_Task brief_
Reproduce all records verbatim.

_Material to process_
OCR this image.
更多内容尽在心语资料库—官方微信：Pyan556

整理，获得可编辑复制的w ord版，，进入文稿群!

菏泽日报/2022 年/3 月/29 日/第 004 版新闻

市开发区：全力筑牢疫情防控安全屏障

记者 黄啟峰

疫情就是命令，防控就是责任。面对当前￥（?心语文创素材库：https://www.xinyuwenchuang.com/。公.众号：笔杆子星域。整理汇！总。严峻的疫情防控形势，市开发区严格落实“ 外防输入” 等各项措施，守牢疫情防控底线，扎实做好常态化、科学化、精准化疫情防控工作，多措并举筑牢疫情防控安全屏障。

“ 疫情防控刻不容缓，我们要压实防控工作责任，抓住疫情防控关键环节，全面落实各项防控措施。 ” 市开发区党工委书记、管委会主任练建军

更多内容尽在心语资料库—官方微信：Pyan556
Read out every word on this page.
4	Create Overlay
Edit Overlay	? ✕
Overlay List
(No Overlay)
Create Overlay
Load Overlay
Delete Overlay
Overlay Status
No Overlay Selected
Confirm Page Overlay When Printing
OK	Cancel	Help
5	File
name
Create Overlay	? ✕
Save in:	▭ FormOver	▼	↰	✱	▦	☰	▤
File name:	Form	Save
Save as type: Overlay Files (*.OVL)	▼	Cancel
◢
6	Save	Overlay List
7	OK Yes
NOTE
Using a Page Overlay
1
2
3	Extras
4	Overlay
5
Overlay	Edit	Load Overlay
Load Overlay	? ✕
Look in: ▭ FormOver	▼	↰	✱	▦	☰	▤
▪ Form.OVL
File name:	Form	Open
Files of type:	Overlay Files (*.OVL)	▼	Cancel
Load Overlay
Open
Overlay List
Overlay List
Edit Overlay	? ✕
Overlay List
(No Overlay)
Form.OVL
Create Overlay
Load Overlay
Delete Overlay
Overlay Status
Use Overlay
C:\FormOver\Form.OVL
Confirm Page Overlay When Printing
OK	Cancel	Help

_Task result_
OCR this image.
更多内容尽在心语资料库—官方微信：Pyan556

整理，获得可编辑复制的w ord版，，进入文稿群!

菏泽日报/2022 年/3 月/29 日/第 004 版新闻

市开发区：全力筑牢疫情防控安全屏障

记者 黄啟峰

疫情就是命令，防控就是责任。面对当前￥（?心语文创素材库：https://www.xinyuwenchuang.com/。公.众号：笔杆子星域。整理汇！总。严峻的疫情防控形势，市开发区严格落实“ 外防输入” 等各项措施，守牢疫情防控底线，扎实做好常态化、科学化、精准化疫情防控工作，多措并举筑牢疫情防控安全屏障。

“ 疫情防控刻不容缓，我们要压实防控工作责任，抓住疫情防控关键环节，全面落实各项防控措施。 ” 市开发区党工委书记、管委会主任练建军

更多内容尽在心语资料库—官方微信：Pyan556
Read out every word on this page.
4	Create Overlay
Edit Overlay	? ✕
Overlay List
(No Overlay)
Create Overlay
Load Overlay
Delete Overlay
Overlay Status
No Overlay Selected
Confirm Page Overlay When Printing
OK	Cancel	Help
5	File
name
Create Overlay	? ✕
Save in:	▭ FormOver	▼	↰	✱	▦	☰	▤
File name:	Form	Save
Save as type: Overlay Files (*.OVL)	▼	Cancel
◢
6	Save	Overlay List
7	OK Yes
NOTE
Using a Page Overlay
1
2
3	Extras
4	Overlay
5
Overlay	Edit	Load Overlay
Load Overlay	? ✕
Look in: ▭ FormOver	▼	↰	✱	▦	☰	▤
▪ Form.OVL
File name:	Form	Open
Files of type:	Overlay Files (*.OVL)	▼	Cancel
Load Overlay
Open
Overlay List
Overlay List
Edit Overlay	? ✕
Overlay List
(No Overlay)
Form.OVL
Create Overlay
Load Overlay
Delete Overlay
Overlay Status
Use Overlay
C:\FormOver\Form.OVL
Confirm Page Overlay When Printing
OK	Cancel	Help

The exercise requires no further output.